▶ [YOUR GOAL]: Return the full listing exactly as it is written.

[Extracted data entries]
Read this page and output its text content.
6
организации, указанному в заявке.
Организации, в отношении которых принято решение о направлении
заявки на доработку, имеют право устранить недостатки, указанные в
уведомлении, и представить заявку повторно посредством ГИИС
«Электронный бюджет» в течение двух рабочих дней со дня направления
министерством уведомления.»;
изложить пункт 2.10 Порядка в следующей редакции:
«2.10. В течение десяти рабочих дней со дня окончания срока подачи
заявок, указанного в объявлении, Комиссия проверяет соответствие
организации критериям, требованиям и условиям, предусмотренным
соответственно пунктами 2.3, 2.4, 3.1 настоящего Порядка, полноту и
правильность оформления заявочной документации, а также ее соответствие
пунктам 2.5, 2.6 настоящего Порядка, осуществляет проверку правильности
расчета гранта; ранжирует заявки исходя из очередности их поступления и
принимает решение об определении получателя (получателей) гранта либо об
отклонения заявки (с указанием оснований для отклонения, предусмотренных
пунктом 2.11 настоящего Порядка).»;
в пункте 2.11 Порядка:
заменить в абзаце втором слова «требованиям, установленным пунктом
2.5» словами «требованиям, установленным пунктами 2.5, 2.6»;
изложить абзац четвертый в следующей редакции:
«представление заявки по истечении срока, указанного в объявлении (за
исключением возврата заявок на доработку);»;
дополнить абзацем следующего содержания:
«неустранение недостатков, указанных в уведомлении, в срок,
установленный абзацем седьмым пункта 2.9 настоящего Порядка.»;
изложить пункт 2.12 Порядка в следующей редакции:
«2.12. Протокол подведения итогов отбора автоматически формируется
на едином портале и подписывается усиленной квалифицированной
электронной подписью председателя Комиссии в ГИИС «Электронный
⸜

▶ [FINAL RESULT]:
Read this page and output its text content.
6
организации, указанному в заявке.
Организации, в отношении которых принято решение о направлении
заявки на доработку, имеют право устранить недостатки, указанные в
уведомлении, и представить заявку повторно посредством ГИИС
«Электронный бюджет» в течение двух рабочих дней со дня направления
министерством уведомления.»;
изложить пункт 2.10 Порядка в следующей редакции:
«2.10. В течение десяти рабочих дней со дня окончания срока подачи
заявок, указанного в объявлении, Комиссия проверяет соответствие
организации критериям, требованиям и условиям, предусмотренным
соответственно пунктами 2.3, 2.4, 3.1 настоящего Порядка, полноту и
правильность оформления заявочной документации, а также ее соответствие
пунктам 2.5, 2.6 настоящего Порядка, осуществляет проверку правильности
расчета гранта; ранжирует заявки исходя из очередности их поступления и
принимает решение об определении получателя (получателей) гранта либо об
отклонения заявки (с указанием оснований для отклонения, предусмотренных
пунктом 2.11 настоящего Порядка).»;
в пункте 2.11 Порядка:
заменить в абзаце втором слова «требованиям, установленным пунктом
2.5» словами «требованиям, установленным пунктами 2.5, 2.6»;
изложить абзац четвертый в следующей редакции:
«представление заявки по истечении срока, указанного в объявлении (за
исключением возврата заявок на доработку);»;
дополнить абзацем следующего содержания:
«неустранение недостатков, указанных в уведомлении, в срок,
установленный абзацем седьмым пункта 2.9 настоящего Порядка.»;
изложить пункт 2.12 Порядка в следующей редакции:
«2.12. Протокол подведения итогов отбора автоматически формируется
на едином портале и подписывается усиленной квалифицированной
электронной подписью председателя Комиссии в ГИИС «Электронный
⸜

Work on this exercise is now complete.